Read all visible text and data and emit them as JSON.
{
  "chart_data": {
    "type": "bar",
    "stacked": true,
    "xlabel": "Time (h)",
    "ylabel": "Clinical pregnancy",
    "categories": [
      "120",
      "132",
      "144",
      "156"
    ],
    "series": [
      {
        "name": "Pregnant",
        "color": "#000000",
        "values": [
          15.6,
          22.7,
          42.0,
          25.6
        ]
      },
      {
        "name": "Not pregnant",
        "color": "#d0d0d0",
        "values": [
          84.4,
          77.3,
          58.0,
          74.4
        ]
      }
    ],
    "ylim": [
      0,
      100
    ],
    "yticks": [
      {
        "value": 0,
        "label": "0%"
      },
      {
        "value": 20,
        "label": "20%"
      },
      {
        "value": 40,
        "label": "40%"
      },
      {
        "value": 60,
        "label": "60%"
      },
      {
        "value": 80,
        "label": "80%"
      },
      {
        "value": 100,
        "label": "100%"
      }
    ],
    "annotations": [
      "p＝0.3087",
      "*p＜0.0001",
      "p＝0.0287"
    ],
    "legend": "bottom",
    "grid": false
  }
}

--- Aim of the exercise ---
Every record above needs to be repeated word for word.

--- The reply ---
Read all visible text and data and emit them as JSON.
{
  "chart_data": {
    "type": "bar",
    "stacked": true,
    "xlabel": "Time (h)",
    "ylabel": "Clinical pregnancy",
    "categories": [
      "120",
      "132",
      "144",
      "156"
    ],
    "series": [
      {
        "name": "Pregnant",
        "color": "#000000",
        "values": [
          15.6,
          22.7,
          42.0,
          25.6
        ]
      },
      {
        "name": "Not pregnant",
        "color": "#d0d0d0",
        "values": [
          84.4,
          77.3,
          58.0,
          74.4
        ]
      }
    ],
    "ylim": [
      0,
      100
    ],
    "yticks": [
      {
        "value": 0,
        "label": "0%"
      },
      {
        "value": 20,
        "label": "20%"
      },
      {
        "value": 40,
        "label": "40%"
      },
      {
        "value": 60,
        "label": "60%"
      },
      {
        "value": 80,
        "label": "80%"
      },
      {
        "value": 100,
        "label": "100%"
      }
    ],
    "annotations": [
      "p＝0.3087",
      "*p＜0.0001",
      "p＝0.0287"
    ],
    "legend": "bottom",
    "grid": false
  }
}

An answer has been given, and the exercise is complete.